Search the material for the string "find", then return every line where it is found.

## start

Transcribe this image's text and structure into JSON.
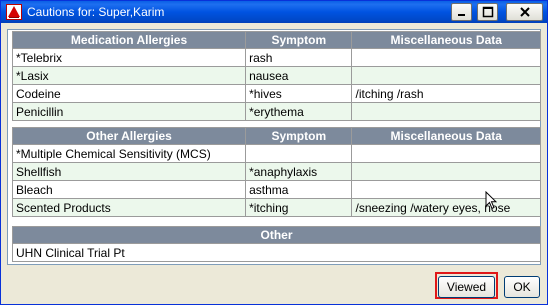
{
  "window": {
    "title": "Cautions for: Super,Karim"
  },
  "medication_allergies": {
    "headers": [
      "Medication Allergies",
      "Symptom",
      "Miscellaneous Data"
    ],
    "rows": [
      [
        "*Telebrix",
        "rash",
        ""
      ],
      [
        "*Lasix",
        "nausea",
        ""
      ],
      [
        "Codeine",
        "*hives",
        "/itching /rash"
      ],
      [
        "Penicillin",
        "*erythema",
        ""
      ]
    ]
  },
  "other_allergies": {
    "headers": [
      "Other Allergies",
      "Symptom",
      "Miscellaneous Data"
    ],
    "rows": [
      [
        "*Multiple Chemical Sensitivity (MCS)",
        "",
        ""
      ],
      [
        "Shellfish",
        "*anaphylaxis",
        ""
      ],
      [
        "Bleach",
        "asthma",
        ""
      ],
      [
        "Scented Products",
        "*itching",
        "/sneezing /watery eyes, nose"
      ]
    ]
  },
  "other": {
    "header": "Other",
    "rows": [
      "UHN Clinical Trial Pt"
    ]
  },
  "footer": {
    "viewed_label": "Viewed",
    "ok_label": "OK"
  },
  "colors": {
    "titlebar": "#0053e1",
    "header_bg": "#7d8a9c",
    "row_alt": "#ecf8ec",
    "highlight": "#e01818"
  }
}
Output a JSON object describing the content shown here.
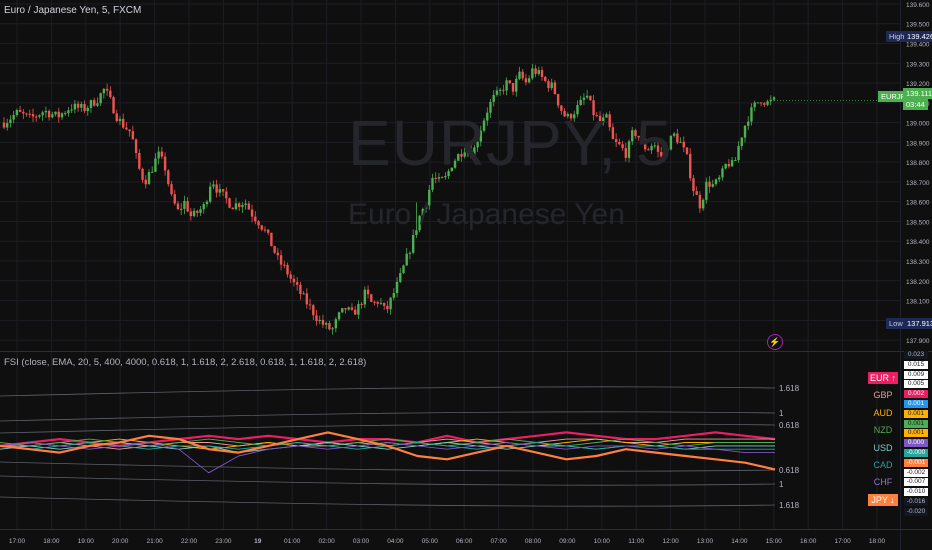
{
  "header": {
    "symbol_title": "Euro / Japanese Yen, 5, FXCM",
    "watermark_symbol": "EURJPY, 5",
    "watermark_name": "Euro / Japanese Yen",
    "indicator_title": "FSI (close, EMA, 20, 5, 400, 4000, 0.618, 1, 1.618, 2, 2.618, 0.618, 1, 1.618, 2, 2.618)"
  },
  "price_axis": {
    "ticks": [
      "139.600",
      "139.500",
      "139.400",
      "139.300",
      "139.200",
      "139.100",
      "139.000",
      "138.900",
      "138.800",
      "138.700",
      "138.600",
      "138.500",
      "138.400",
      "138.300",
      "138.200",
      "138.100",
      "138.000",
      "137.900"
    ],
    "high_label": "High",
    "high_value": "139.426",
    "low_label": "Low",
    "low_value": "137.913",
    "last_symbol": "EURJPY",
    "last_value": "139.111",
    "countdown": "03:44"
  },
  "time_axis": [
    "17:00",
    "18:00",
    "19:00",
    "20:00",
    "21:00",
    "22:00",
    "23:00",
    "19",
    "01:00",
    "02:00",
    "03:00",
    "04:00",
    "05:00",
    "06:00",
    "07:00",
    "08:00",
    "09:00",
    "10:00",
    "11:00",
    "12:00",
    "13:00",
    "14:00",
    "15:00",
    "16:00",
    "17:00",
    "18:00"
  ],
  "fsi_levels": [
    "1.618",
    "1",
    "0.618",
    "0.618",
    "1",
    "1.618"
  ],
  "fsi_axis_values": [
    "0.023",
    "0.015",
    "0.009",
    "0.005",
    "0.002",
    "0.001",
    "0.001",
    "0.001",
    "0.001",
    "0.000",
    "-0.000",
    "-0.001",
    "-0.002",
    "-0.007",
    "-0.010",
    "-0.016",
    "-0.020"
  ],
  "legend": [
    {
      "label": "EUR ↑",
      "color": "#e91e63",
      "bg": "#e91e63",
      "fg": "#ffffff"
    },
    {
      "label": "GBP",
      "color": "#ef9a9a",
      "bg": "",
      "fg": "#ef9a9a"
    },
    {
      "label": "AUD",
      "color": "#ffb300",
      "bg": "",
      "fg": "#ffb300"
    },
    {
      "label": "NZD",
      "color": "#4caf50",
      "bg": "",
      "fg": "#4caf50"
    },
    {
      "label": "USD",
      "color": "#80cbc4",
      "bg": "",
      "fg": "#80cbc4"
    },
    {
      "label": "CAD",
      "color": "#26a69a",
      "bg": "",
      "fg": "#26a69a"
    },
    {
      "label": "CHF",
      "color": "#7e57c2",
      "bg": "",
      "fg": "#9575cd"
    },
    {
      "label": "JPY ↓",
      "color": "#ff7f3f",
      "bg": "#ff7f3f",
      "fg": "#ffffff"
    }
  ],
  "colors": {
    "up": "#4caf50",
    "down": "#ef5350",
    "background": "#0f0f10",
    "grid": "#1c1e24",
    "level_line": "#5d6068"
  },
  "chart_data": [
    {
      "type": "candlestick",
      "title": "Euro / Japanese Yen, 5, FXCM",
      "ylim": [
        137.85,
        139.62
      ],
      "x_ticks": [
        "17:00",
        "18:00",
        "19:00",
        "20:00",
        "21:00",
        "22:00",
        "23:00",
        "19",
        "01:00",
        "02:00",
        "03:00",
        "04:00",
        "05:00",
        "06:00",
        "07:00",
        "08:00",
        "09:00",
        "10:00",
        "11:00",
        "12:00",
        "13:00",
        "14:00",
        "15:00",
        "16:00",
        "17:00",
        "18:00"
      ],
      "close_path": [
        [
          0,
          139.0
        ],
        [
          2,
          139.05
        ],
        [
          4,
          139.02
        ],
        [
          6,
          139.06
        ],
        [
          8,
          139.03
        ],
        [
          10,
          139.08
        ],
        [
          12,
          139.07
        ],
        [
          14,
          139.12
        ],
        [
          15,
          139.17
        ],
        [
          16,
          139.1
        ],
        [
          17,
          139.02
        ],
        [
          18,
          138.98
        ],
        [
          19,
          138.95
        ],
        [
          20,
          138.78
        ],
        [
          21,
          138.7
        ],
        [
          22,
          138.76
        ],
        [
          23,
          138.84
        ],
        [
          24,
          138.78
        ],
        [
          25,
          138.62
        ],
        [
          26,
          138.55
        ],
        [
          27,
          138.6
        ],
        [
          28,
          138.52
        ],
        [
          30,
          138.58
        ],
        [
          31,
          138.72
        ],
        [
          32,
          138.65
        ],
        [
          33,
          138.62
        ],
        [
          34,
          138.58
        ],
        [
          36,
          138.6
        ],
        [
          37,
          138.54
        ],
        [
          38,
          138.5
        ],
        [
          39,
          138.45
        ],
        [
          40,
          138.38
        ],
        [
          41,
          138.3
        ],
        [
          42,
          138.26
        ],
        [
          43,
          138.2
        ],
        [
          44,
          138.15
        ],
        [
          45,
          138.1
        ],
        [
          46,
          138.05
        ],
        [
          47,
          138.0
        ],
        [
          48,
          137.97
        ],
        [
          49,
          137.95
        ],
        [
          50,
          138.02
        ],
        [
          51,
          138.06
        ],
        [
          52,
          138.03
        ],
        [
          53,
          138.07
        ],
        [
          54,
          138.14
        ],
        [
          55,
          138.08
        ],
        [
          56,
          138.1
        ],
        [
          57,
          138.04
        ],
        [
          58,
          138.12
        ],
        [
          59,
          138.2
        ],
        [
          60,
          138.3
        ],
        [
          61,
          138.4
        ],
        [
          62,
          138.52
        ],
        [
          63,
          138.6
        ],
        [
          64,
          138.72
        ],
        [
          65,
          138.7
        ],
        [
          66,
          138.72
        ],
        [
          67,
          138.8
        ],
        [
          68,
          138.84
        ],
        [
          69,
          138.88
        ],
        [
          70,
          138.84
        ],
        [
          71,
          138.95
        ],
        [
          72,
          139.05
        ],
        [
          73,
          139.12
        ],
        [
          74,
          139.15
        ],
        [
          75,
          139.2
        ],
        [
          76,
          139.17
        ],
        [
          77,
          139.24
        ],
        [
          78,
          139.2
        ],
        [
          79,
          139.27
        ],
        [
          80,
          139.24
        ],
        [
          81,
          139.2
        ],
        [
          82,
          139.18
        ],
        [
          83,
          139.08
        ],
        [
          84,
          139.02
        ],
        [
          85,
          139.05
        ],
        [
          86,
          139.09
        ],
        [
          87,
          139.14
        ],
        [
          88,
          139.05
        ],
        [
          89,
          139.0
        ],
        [
          90,
          139.02
        ],
        [
          91,
          138.9
        ],
        [
          92,
          138.88
        ],
        [
          93,
          138.84
        ],
        [
          94,
          138.96
        ],
        [
          95,
          138.92
        ],
        [
          96,
          138.86
        ],
        [
          97,
          138.9
        ],
        [
          98,
          138.82
        ],
        [
          99,
          138.88
        ],
        [
          100,
          138.94
        ],
        [
          101,
          138.9
        ],
        [
          102,
          138.82
        ],
        [
          103,
          138.66
        ],
        [
          104,
          138.58
        ],
        [
          105,
          138.7
        ],
        [
          106,
          138.68
        ],
        [
          107,
          138.72
        ],
        [
          108,
          138.8
        ],
        [
          109,
          138.78
        ],
        [
          110,
          138.92
        ],
        [
          111,
          139.02
        ],
        [
          112,
          139.08
        ],
        [
          113,
          139.12
        ],
        [
          114,
          139.1
        ],
        [
          115,
          139.11
        ]
      ]
    },
    {
      "type": "line",
      "title": "FSI (close, EMA, 20, 5, 400, 4000, 0.618, 1, 1.618, 2, 2.618, 0.618, 1, 1.618, 2, 2.618)",
      "ylim": [
        -0.022,
        0.024
      ],
      "levels": [
        "1.618",
        "1",
        "0.618",
        "0.618",
        "1",
        "1.618"
      ],
      "series": [
        {
          "name": "EUR ↑",
          "color": "#e91e63",
          "values": [
            0.0,
            0.001,
            0.002,
            0.001,
            0.0,
            0.001,
            0.002,
            0.003,
            0.002,
            0.003,
            0.002,
            0.001,
            0.002,
            0.002,
            0.001,
            0.003,
            0.001,
            0.002,
            0.003,
            0.004,
            0.003,
            0.002,
            0.002,
            0.003,
            0.004,
            0.003,
            0.002
          ]
        },
        {
          "name": "GBP",
          "color": "#ef9a9a",
          "values": [
            0.0,
            0.0,
            0.001,
            0.0,
            -0.001,
            0.0,
            0.001,
            0.001,
            0.0,
            0.001,
            0.0,
            0.0,
            0.001,
            0.0,
            0.001,
            0.002,
            0.001,
            0.0,
            0.001,
            0.002,
            0.002,
            0.001,
            0.001,
            0.002,
            0.002,
            0.002,
            0.002
          ]
        },
        {
          "name": "AUD",
          "color": "#ffb300",
          "values": [
            0.0,
            0.001,
            0.0,
            0.001,
            0.002,
            0.001,
            0.0,
            -0.001,
            0.0,
            0.001,
            0.0,
            0.001,
            0.0,
            0.001,
            0.0,
            0.001,
            0.002,
            0.001,
            0.0,
            0.001,
            0.002,
            0.001,
            0.0,
            0.001,
            0.001,
            0.001,
            0.001
          ]
        },
        {
          "name": "NZD",
          "color": "#4caf50",
          "values": [
            0.001,
            0.0,
            0.001,
            0.002,
            0.001,
            0.0,
            0.001,
            0.002,
            0.001,
            0.0,
            0.001,
            0.0,
            0.001,
            0.002,
            0.001,
            0.0,
            0.001,
            0.002,
            0.001,
            0.0,
            0.001,
            0.002,
            0.001,
            0.0,
            0.001,
            0.001,
            0.001
          ]
        },
        {
          "name": "USD",
          "color": "#80cbc4",
          "values": [
            -0.001,
            0.0,
            -0.001,
            0.0,
            0.001,
            0.0,
            -0.001,
            0.0,
            -0.002,
            -0.001,
            0.0,
            0.001,
            0.0,
            -0.001,
            0.0,
            0.001,
            0.0,
            -0.001,
            0.0,
            0.0,
            -0.001,
            0.0,
            0.0,
            -0.001,
            0.0,
            0.0,
            0.0
          ]
        },
        {
          "name": "CAD",
          "color": "#26a69a",
          "values": [
            0.0,
            -0.001,
            0.0,
            0.001,
            0.0,
            -0.001,
            0.0,
            0.0,
            -0.001,
            0.0,
            0.001,
            0.0,
            -0.001,
            0.0,
            0.001,
            0.0,
            -0.001,
            0.0,
            0.001,
            0.0,
            -0.001,
            0.0,
            0.0,
            -0.001,
            -0.001,
            -0.001,
            -0.001
          ]
        },
        {
          "name": "CHF",
          "color": "#7e57c2",
          "values": [
            0.0,
            0.001,
            0.0,
            -0.001,
            0.0,
            0.001,
            -0.001,
            -0.008,
            -0.003,
            -0.001,
            0.0,
            -0.001,
            0.0,
            0.001,
            0.0,
            -0.001,
            0.0,
            0.001,
            0.0,
            -0.001,
            0.0,
            0.0,
            -0.001,
            0.0,
            -0.001,
            -0.002,
            -0.002
          ]
        },
        {
          "name": "JPY ↓",
          "color": "#ff7f3f",
          "values": [
            0.0,
            -0.001,
            -0.002,
            0.0,
            0.001,
            0.003,
            0.002,
            -0.001,
            -0.002,
            0.0,
            0.002,
            0.004,
            0.002,
            0.0,
            -0.003,
            -0.004,
            -0.002,
            0.0,
            -0.002,
            -0.004,
            -0.003,
            -0.001,
            -0.002,
            -0.003,
            -0.004,
            -0.005,
            -0.007
          ]
        }
      ]
    }
  ]
}
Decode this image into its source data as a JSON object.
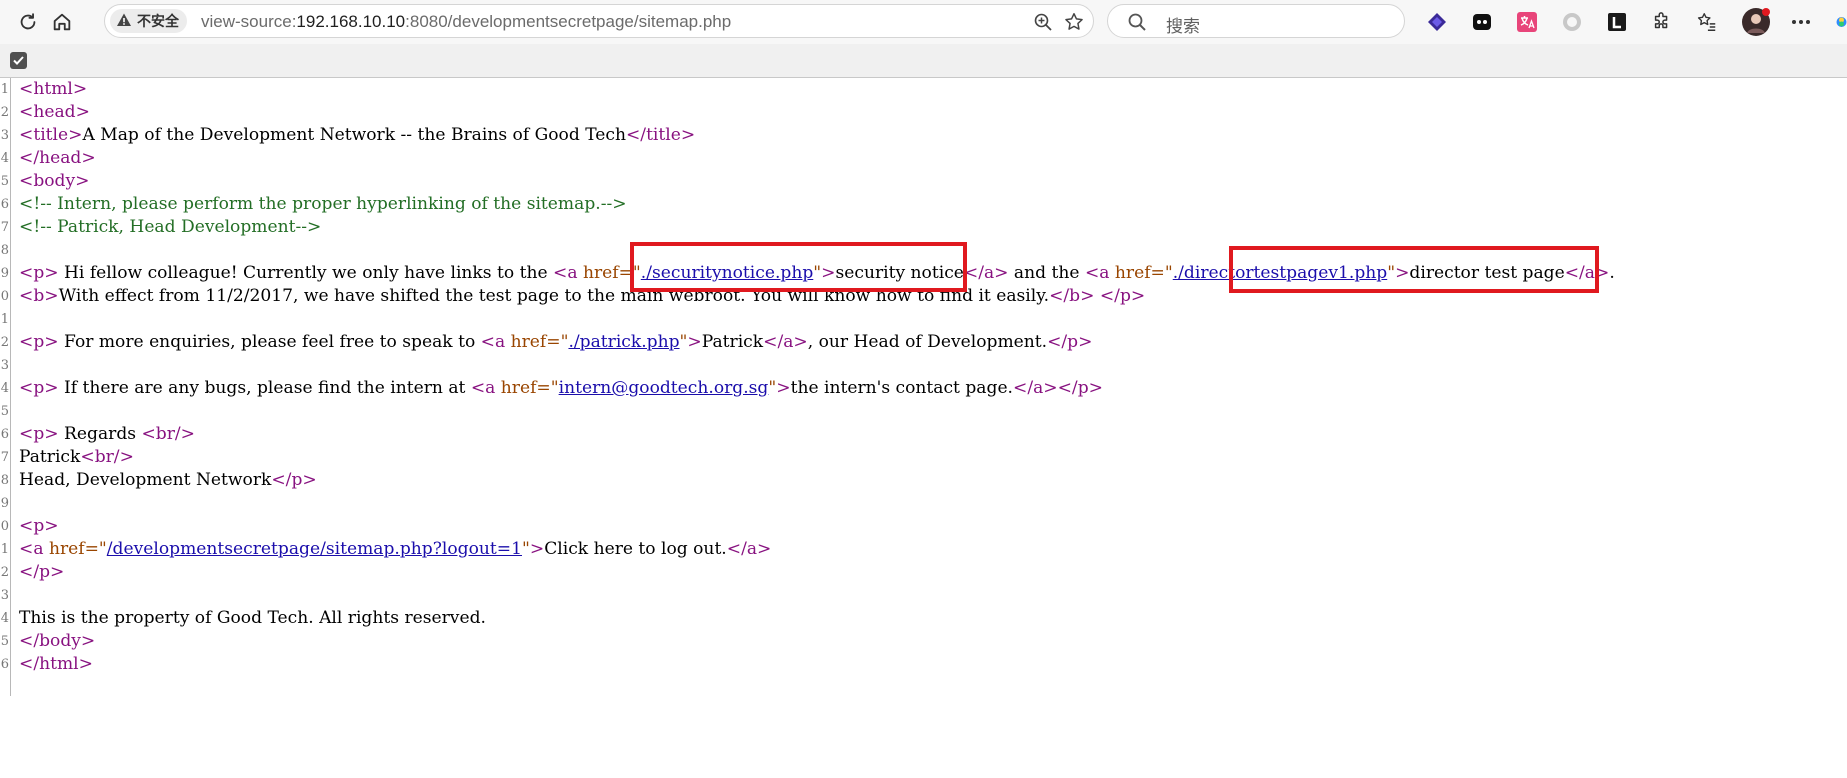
{
  "browser": {
    "security_label": "不安全",
    "url_prefix": "view-source:",
    "url_host": "192.168.10.10",
    "url_rest": ":8080/developmentsecretpage/sitemap.php",
    "search_placeholder": "搜索"
  },
  "source": {
    "line_numbers": [
      "1",
      "2",
      "3",
      "4",
      "5",
      "6",
      "7",
      "8",
      "9",
      "0",
      "1",
      "2",
      "3",
      "4",
      "5",
      "6",
      "7",
      "8",
      "9",
      "0",
      "1",
      "2",
      "3",
      "4",
      "5",
      "6"
    ],
    "l1_tag": "<html>",
    "l2_tag": "<head>",
    "l3_open": "<title>",
    "l3_text": "A Map of the Development Network -- the Brains of Good Tech",
    "l3_close": "</title>",
    "l4_tag": "</head>",
    "l5_tag": "<body>",
    "l6_comment": "<!-- Intern, please perform the proper hyperlinking of the sitemap.-->",
    "l7_comment": "<!-- Patrick, Head Development-->",
    "l9": {
      "p_open": "<p>",
      "text1": " Hi fellow colleague! Currently we only have links to the ",
      "a1_open": "<a ",
      "attr_href": "href=",
      "quote": "\"",
      "link1": "./securitynotice.php",
      "gt": ">",
      "text2": "security notice",
      "a_close": "</a>",
      "text3": " and the ",
      "link2": "./directortestpagev1.php",
      "text4": "director test page",
      "text5": "."
    },
    "l10": {
      "b_open": "<b>",
      "text": "With effect from 11/2/2017, we have shifted the test page to the main webroot. You will know how to find it easily.",
      "b_close": "</b>",
      "space": " ",
      "p_close": "</p>"
    },
    "l12": {
      "text1": " For more enquiries, please feel free to speak to ",
      "link": "./patrick.php",
      "text2": "Patrick",
      "text3": ", our Head of Development."
    },
    "l14": {
      "text1": " If there are any bugs, please find the intern at ",
      "link": "intern@goodtech.org.sg",
      "text2": "the intern's contact page."
    },
    "l16": {
      "text": " Regards ",
      "br": "<br/>"
    },
    "l17": {
      "text": "Patrick",
      "br": "<br/>"
    },
    "l18": {
      "text": "Head, Development Network"
    },
    "l20": {
      "p_open": "<p>"
    },
    "l21": {
      "link": "/developmentsecretpage/sitemap.php?logout=1",
      "text": "Click here to log out."
    },
    "l22": {
      "p_close": "</p>"
    },
    "l24": {
      "text": "This is the property of Good Tech. All rights reserved."
    },
    "l25_tag": "</body>",
    "l26_tag": "</html>"
  },
  "colors": {
    "tag": "#881280",
    "attribute": "#994500",
    "value": "#1a1aa6",
    "comment": "#236e25",
    "highlight_box": "#e0191f"
  }
}
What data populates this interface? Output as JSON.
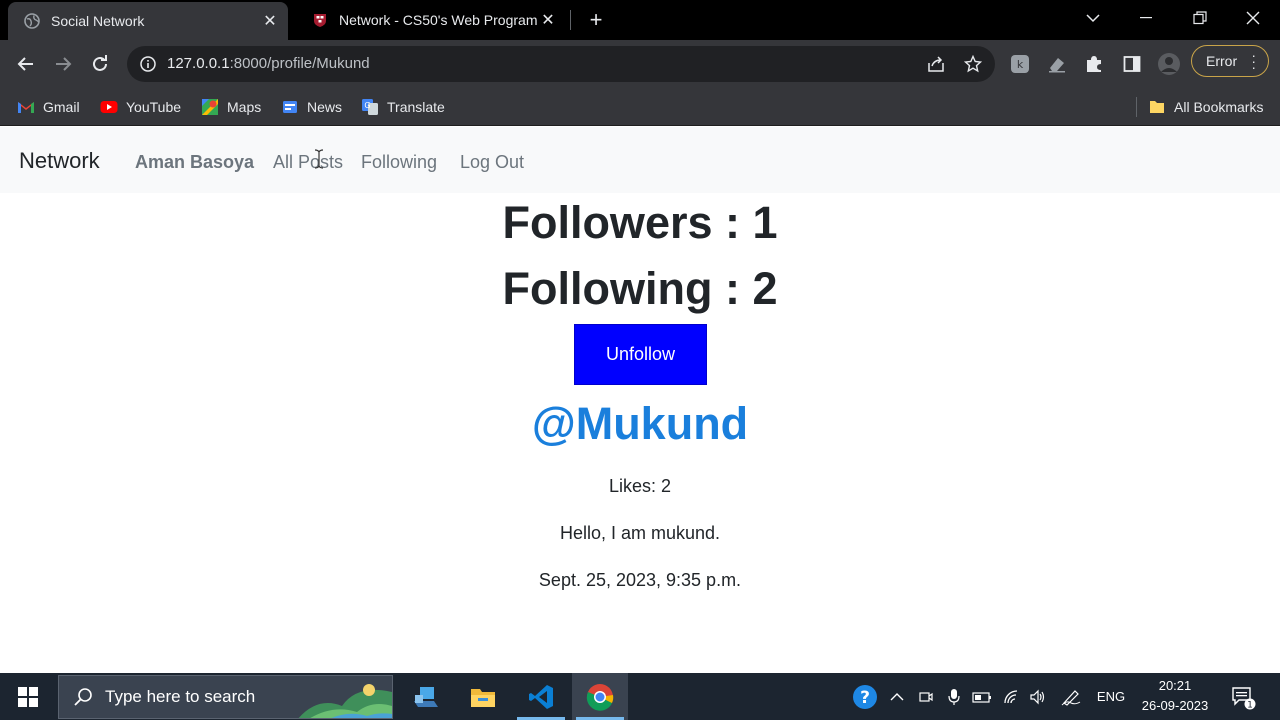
{
  "browser": {
    "tabs": [
      {
        "title": "Social Network",
        "active": true
      },
      {
        "title": "Network - CS50's Web Programm",
        "active": false
      }
    ],
    "address": {
      "host": "127.0.0.1",
      "rest": ":8000/profile/Mukund"
    },
    "error_label": "Error",
    "bookmarks": [
      {
        "label": "Gmail",
        "icon": "gmail-icon"
      },
      {
        "label": "YouTube",
        "icon": "youtube-icon"
      },
      {
        "label": "Maps",
        "icon": "maps-icon"
      },
      {
        "label": "News",
        "icon": "news-icon"
      },
      {
        "label": "Translate",
        "icon": "translate-icon"
      }
    ],
    "all_bookmarks": "All Bookmarks"
  },
  "site": {
    "brand": "Network",
    "nav": {
      "user": "Aman Basoya",
      "all_posts": "All Posts",
      "following": "Following",
      "logout": "Log Out"
    }
  },
  "profile": {
    "followers": "Followers : 1",
    "following": "Following : 2",
    "button": "Unfollow",
    "handle": "@Mukund",
    "post": {
      "likes": "Likes: 2",
      "content": "Hello, I am mukund.",
      "timestamp": "Sept. 25, 2023, 9:35 p.m."
    }
  },
  "taskbar": {
    "search_placeholder": "Type here to search",
    "language": "ENG",
    "time": "20:21",
    "date": "26-09-2023",
    "notifications": "1"
  },
  "colors": {
    "unfollow_button": "#0000ff",
    "handle": "#1a7fdc",
    "navbar_bg": "#f8f9fa"
  }
}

## end

> **FULL OUTPUT**
      "text": "With effect from 11/2/2017, we have shifted the test page to the main webroot. You will know how to find it easily.",
      "text1": " If there are any bugs, please find the intern at ",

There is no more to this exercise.